SET TASK: Print the entries in full, word for word, but not the pictures.

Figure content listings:
:::::

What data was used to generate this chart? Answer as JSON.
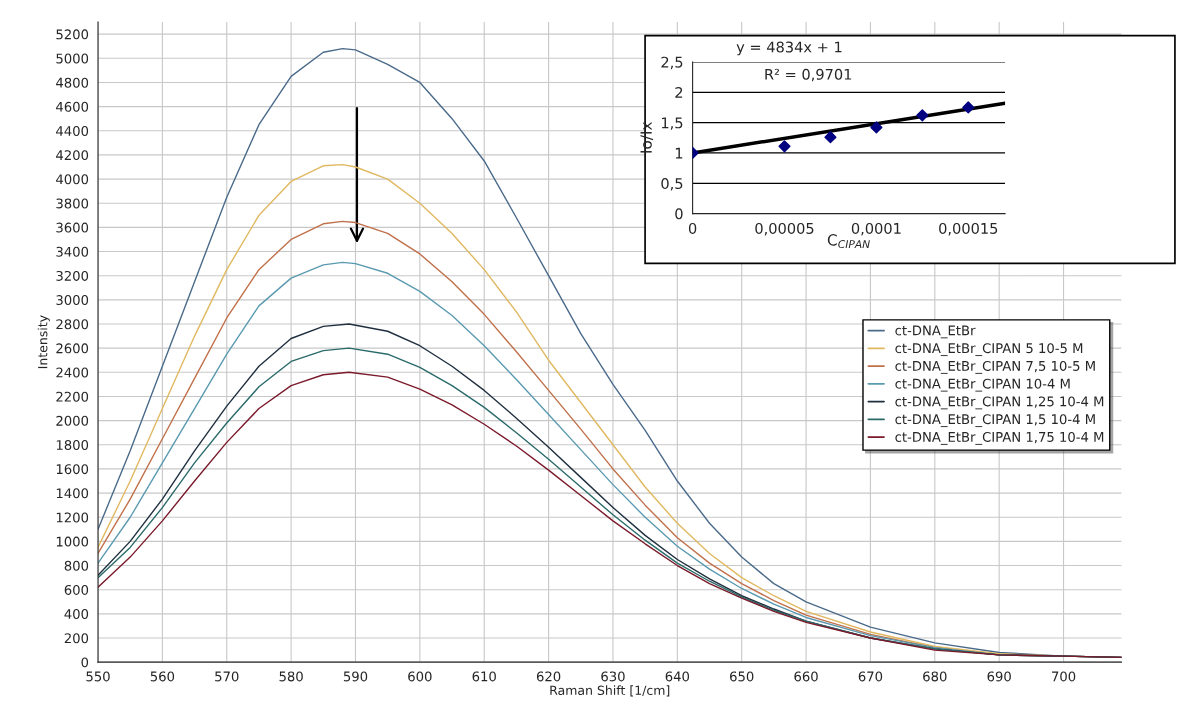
{
  "chart_data": [
    {
      "type": "line",
      "xlabel": "Raman Shift [1/cm]",
      "ylabel": "Intensity",
      "xlim": [
        550,
        709
      ],
      "xticks": [
        550,
        560,
        570,
        580,
        590,
        600,
        610,
        620,
        630,
        640,
        650,
        660,
        670,
        680,
        690,
        700
      ],
      "ylim": [
        0,
        5300
      ],
      "yticks": [
        0,
        200,
        400,
        600,
        800,
        1000,
        1200,
        1400,
        1600,
        1800,
        2000,
        2200,
        2400,
        2600,
        2800,
        3000,
        3200,
        3400,
        3600,
        3800,
        4000,
        4200,
        4400,
        4600,
        4800,
        5000,
        5200
      ],
      "grid": true,
      "legend": "right",
      "line_style": "solid",
      "series": [
        {
          "name": "ct-DNA_EtBr",
          "color": "#4a6a8a",
          "x": [
            550,
            555,
            560,
            565,
            570,
            575,
            580,
            585,
            588,
            590,
            595,
            600,
            605,
            610,
            615,
            620,
            625,
            630,
            635,
            640,
            645,
            650,
            655,
            660,
            670,
            680,
            690,
            700,
            709
          ],
          "values": [
            1100,
            1750,
            2450,
            3150,
            3850,
            4450,
            4850,
            5050,
            5080,
            5070,
            4950,
            4800,
            4500,
            4150,
            3680,
            3200,
            2720,
            2300,
            1920,
            1500,
            1150,
            870,
            650,
            500,
            290,
            160,
            80,
            50,
            40
          ]
        },
        {
          "name": "ct-DNA_EtBr_CIPAN 5 10-5 M",
          "color": "#e0b860",
          "x": [
            550,
            555,
            560,
            565,
            570,
            575,
            580,
            585,
            588,
            590,
            595,
            600,
            605,
            610,
            615,
            620,
            625,
            630,
            635,
            640,
            645,
            650,
            655,
            660,
            670,
            680,
            690,
            700,
            709
          ],
          "values": [
            950,
            1500,
            2100,
            2700,
            3250,
            3700,
            3980,
            4110,
            4120,
            4100,
            4000,
            3800,
            3550,
            3250,
            2900,
            2500,
            2150,
            1800,
            1450,
            1150,
            900,
            700,
            550,
            420,
            250,
            130,
            70,
            50,
            40
          ]
        },
        {
          "name": "ct-DNA_EtBr_CIPAN 7,5 10-5 M",
          "color": "#c0704a",
          "x": [
            550,
            555,
            560,
            565,
            570,
            575,
            580,
            585,
            588,
            590,
            595,
            600,
            605,
            610,
            615,
            620,
            625,
            630,
            635,
            640,
            645,
            650,
            655,
            660,
            670,
            680,
            690,
            700,
            709
          ],
          "values": [
            900,
            1350,
            1850,
            2350,
            2850,
            3250,
            3500,
            3630,
            3650,
            3640,
            3550,
            3380,
            3150,
            2880,
            2570,
            2250,
            1930,
            1600,
            1300,
            1030,
            820,
            650,
            510,
            390,
            230,
            120,
            60,
            50,
            40
          ]
        },
        {
          "name": "ct-DNA_EtBr_CIPAN 10-4 M",
          "color": "#5a9ab0",
          "x": [
            550,
            555,
            560,
            565,
            570,
            575,
            580,
            585,
            588,
            590,
            595,
            600,
            605,
            610,
            615,
            620,
            625,
            630,
            635,
            640,
            645,
            650,
            655,
            660,
            670,
            680,
            690,
            700,
            709
          ],
          "values": [
            820,
            1200,
            1650,
            2100,
            2550,
            2950,
            3180,
            3290,
            3310,
            3300,
            3220,
            3070,
            2870,
            2620,
            2340,
            2050,
            1760,
            1470,
            1200,
            960,
            770,
            610,
            480,
            370,
            220,
            120,
            60,
            50,
            40
          ]
        },
        {
          "name": "ct-DNA_EtBr_CIPAN 1,25 10-4 M",
          "color": "#1f2f3f",
          "x": [
            550,
            555,
            560,
            565,
            570,
            575,
            580,
            585,
            589,
            595,
            600,
            605,
            610,
            615,
            620,
            625,
            630,
            635,
            640,
            645,
            650,
            655,
            660,
            670,
            680,
            690,
            700,
            709
          ],
          "values": [
            720,
            1000,
            1350,
            1750,
            2120,
            2450,
            2680,
            2780,
            2800,
            2740,
            2620,
            2450,
            2250,
            2020,
            1780,
            1530,
            1280,
            1050,
            850,
            690,
            550,
            440,
            340,
            200,
            110,
            60,
            50,
            40
          ]
        },
        {
          "name": "ct-DNA_EtBr_CIPAN 1,5 10-4 M",
          "color": "#2a6a6a",
          "x": [
            550,
            555,
            560,
            565,
            570,
            575,
            580,
            585,
            589,
            595,
            600,
            605,
            610,
            615,
            620,
            625,
            630,
            635,
            640,
            645,
            650,
            655,
            660,
            670,
            680,
            690,
            700,
            709
          ],
          "values": [
            700,
            950,
            1280,
            1650,
            1980,
            2280,
            2490,
            2580,
            2600,
            2550,
            2440,
            2290,
            2110,
            1900,
            1680,
            1450,
            1220,
            1010,
            820,
            670,
            540,
            430,
            340,
            200,
            110,
            60,
            50,
            40
          ]
        },
        {
          "name": "ct-DNA_EtBr_CIPAN 1,75 10-4 M",
          "color": "#7a1a2a",
          "x": [
            550,
            555,
            560,
            565,
            570,
            575,
            580,
            585,
            589,
            595,
            600,
            605,
            610,
            615,
            620,
            625,
            630,
            635,
            640,
            645,
            650,
            655,
            660,
            670,
            680,
            690,
            700,
            709
          ],
          "values": [
            620,
            870,
            1170,
            1500,
            1820,
            2100,
            2290,
            2380,
            2400,
            2360,
            2260,
            2130,
            1970,
            1790,
            1590,
            1380,
            1170,
            980,
            800,
            650,
            530,
            420,
            330,
            200,
            100,
            60,
            50,
            40
          ]
        }
      ]
    },
    {
      "type": "scatter",
      "xlabel": "C$_{CIPAN}$",
      "ylabel": "Io/Ix",
      "xlim": [
        0,
        0.00017
      ],
      "xticks": [
        0,
        {
          "value": 5e-05,
          "label": "0,00005"
        },
        {
          "value": 0.0001,
          "label": "0,0001"
        },
        {
          "value": 0.00015,
          "label": "0,00015"
        }
      ],
      "ylim": [
        0,
        2.5
      ],
      "yticks": [
        0,
        {
          "value": 0.5,
          "label": "0,5"
        },
        1,
        {
          "value": 1.5,
          "label": "1,5"
        },
        2,
        {
          "value": 2.5,
          "label": "2,5"
        }
      ],
      "grid": "y",
      "annotations": [
        "y = 4834x + 1",
        "R² = 0,9701"
      ],
      "series": [
        {
          "color": "#000080",
          "marker": "diamond",
          "x": [
            0,
            5e-05,
            7.5e-05,
            0.0001,
            0.000125,
            0.00015
          ],
          "values": [
            1,
            1.11,
            1.26,
            1.42,
            1.62,
            1.75
          ]
        },
        {
          "type": "line",
          "color": "#000000",
          "x": [
            0,
            0.00017
          ],
          "values": [
            1,
            1.82
          ]
        }
      ]
    }
  ]
}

:::::

SOLUTION TO THE PROBLEM:
What data was used to generate this chart? Answer as JSON.
{
  "chart_data": [
    {
      "type": "line",
      "xlabel": "Raman Shift [1/cm]",
      "ylabel": "Intensity",
      "xlim": [
        550,
        709
      ],
      "xticks": [
        550,
        560,
        570,
        580,
        590,
        600,
        610,
        620,
        630,
        640,
        650,
        660,
        670,
        680,
        690,
        700
      ],
      "ylim": [
        0,
        5300
      ],
      "yticks": [
        0,
        200,
        400,
        600,
        800,
        1000,
        1200,
        1400,
        1600,
        1800,
        2000,
        2200,
        2400,
        2600,
        2800,
        3000,
        3200,
        3400,
        3600,
        3800,
        4000,
        4200,
        4400,
        4600,
        4800,
        5000,
        5200
      ],
      "grid": true,
      "legend": "right",
      "line_style": "solid",
      "series": [
        {
          "name": "ct-DNA_EtBr",
          "color": "#4a6a8a",
          "x": [
            550,
            555,
            560,
            565,
            570,
            575,
            580,
            585,
            588,
            590,
            595,
            600,
            605,
            610,
            615,
            620,
            625,
            630,
            635,
            640,
            645,
            650,
            655,
            660,
            670,
            680,
            690,
            700,
            709
          ],
          "values": [
            1100,
            1750,
            2450,
            3150,
            3850,
            4450,
            4850,
            5050,
            5080,
            5070,
            4950,
            4800,
            4500,
            4150,
            3680,
            3200,
            2720,
            2300,
            1920,
            1500,
            1150,
            870,
            650,
            500,
            290,
            160,
            80,
            50,
            40
          ]
        },
        {
          "name": "ct-DNA_EtBr_CIPAN 5 10-5 M",
          "color": "#e0b860",
          "x": [
            550,
            555,
            560,
            565,
            570,
            575,
            580,
            585,
            588,
            590,
            595,
            600,
            605,
            610,
            615,
            620,
            625,
            630,
            635,
            640,
            645,
            650,
            655,
            660,
            670,
            680,
            690,
            700,
            709
          ],
          "values": [
            950,
            1500,
            2100,
            2700,
            3250,
            3700,
            3980,
            4110,
            4120,
            4100,
            4000,
            3800,
            3550,
            3250,
            2900,
            2500,
            2150,
            1800,
            1450,
            1150,
            900,
            700,
            550,
            420,
            250,
            130,
            70,
            50,
            40
          ]
        },
        {
          "name": "ct-DNA_EtBr_CIPAN 7,5 10-5 M",
          "color": "#c0704a",
          "x": [
            550,
            555,
            560,
            565,
            570,
            575,
            580,
            585,
            588,
            590,
            595,
            600,
            605,
            610,
            615,
            620,
            625,
            630,
            635,
            640,
            645,
            650,
            655,
            660,
            670,
            680,
            690,
            700,
            709
          ],
          "values": [
            900,
            1350,
            1850,
            2350,
            2850,
            3250,
            3500,
            3630,
            3650,
            3640,
            3550,
            3380,
            3150,
            2880,
            2570,
            2250,
            1930,
            1600,
            1300,
            1030,
            820,
            650,
            510,
            390,
            230,
            120,
            60,
            50,
            40
          ]
        },
        {
          "name": "ct-DNA_EtBr_CIPAN 10-4 M",
          "color": "#5a9ab0",
          "x": [
            550,
            555,
            560,
            565,
            570,
            575,
            580,
            585,
            588,
            590,
            595,
            600,
            605,
            610,
            615,
            620,
            625,
            630,
            635,
            640,
            645,
            650,
            655,
            660,
            670,
            680,
            690,
            700,
            709
          ],
          "values": [
            820,
            1200,
            1650,
            2100,
            2550,
            2950,
            3180,
            3290,
            3310,
            3300,
            3220,
            3070,
            2870,
            2620,
            2340,
            2050,
            1760,
            1470,
            1200,
            960,
            770,
            610,
            480,
            370,
            220,
            120,
            60,
            50,
            40
          ]
        },
        {
          "name": "ct-DNA_EtBr_CIPAN 1,25 10-4 M",
          "color": "#1f2f3f",
          "x": [
            550,
            555,
            560,
            565,
            570,
            575,
            580,
            585,
            589,
            595,
            600,
            605,
            610,
            615,
            620,
            625,
            630,
            635,
            640,
            645,
            650,
            655,
            660,
            670,
            680,
            690,
            700,
            709
          ],
          "values": [
            720,
            1000,
            1350,
            1750,
            2120,
            2450,
            2680,
            2780,
            2800,
            2740,
            2620,
            2450,
            2250,
            2020,
            1780,
            1530,
            1280,
            1050,
            850,
            690,
            550,
            440,
            340,
            200,
            110,
            60,
            50,
            40
          ]
        },
        {
          "name": "ct-DNA_EtBr_CIPAN 1,5 10-4 M",
          "color": "#2a6a6a",
          "x": [
            550,
            555,
            560,
            565,
            570,
            575,
            580,
            585,
            589,
            595,
            600,
            605,
            610,
            615,
            620,
            625,
            630,
            635,
            640,
            645,
            650,
            655,
            660,
            670,
            680,
            690,
            700,
            709
          ],
          "values": [
            700,
            950,
            1280,
            1650,
            1980,
            2280,
            2490,
            2580,
            2600,
            2550,
            2440,
            2290,
            2110,
            1900,
            1680,
            1450,
            1220,
            1010,
            820,
            670,
            540,
            430,
            340,
            200,
            110,
            60,
            50,
            40
          ]
        },
        {
          "name": "ct-DNA_EtBr_CIPAN 1,75 10-4 M",
          "color": "#7a1a2a",
          "x": [
            550,
            555,
            560,
            565,
            570,
            575,
            580,
            585,
            589,
            595,
            600,
            605,
            610,
            615,
            620,
            625,
            630,
            635,
            640,
            645,
            650,
            655,
            660,
            670,
            680,
            690,
            700,
            709
          ],
          "values": [
            620,
            870,
            1170,
            1500,
            1820,
            2100,
            2290,
            2380,
            2400,
            2360,
            2260,
            2130,
            1970,
            1790,
            1590,
            1380,
            1170,
            980,
            800,
            650,
            530,
            420,
            330,
            200,
            100,
            60,
            50,
            40
          ]
        }
      ]
    },
    {
      "type": "scatter",
      "xlabel": "C$_{CIPAN}$",
      "ylabel": "Io/Ix",
      "xlim": [
        0,
        0.00017
      ],
      "xticks": [
        0,
        {
          "value": 5e-05,
          "label": "0,00005"
        },
        {
          "value": 0.0001,
          "label": "0,0001"
        },
        {
          "value": 0.00015,
          "label": "0,00015"
        }
      ],
      "ylim": [
        0,
        2.5
      ],
      "yticks": [
        0,
        {
          "value": 0.5,
          "label": "0,5"
        },
        1,
        {
          "value": 1.5,
          "label": "1,5"
        },
        2,
        {
          "value": 2.5,
          "label": "2,5"
        }
      ],
      "grid": "y",
      "annotations": [
        "y = 4834x + 1",
        "R² = 0,9701"
      ],
      "series": [
        {
          "color": "#000080",
          "marker": "diamond",
          "x": [
            0,
            5e-05,
            7.5e-05,
            0.0001,
            0.000125,
            0.00015
          ],
          "values": [
            1,
            1.11,
            1.26,
            1.42,
            1.62,
            1.75
          ]
        },
        {
          "type": "line",
          "color": "#000000",
          "x": [
            0,
            0.00017
          ],
          "values": [
            1,
            1.82
          ]
        }
      ]
    }
  ]
}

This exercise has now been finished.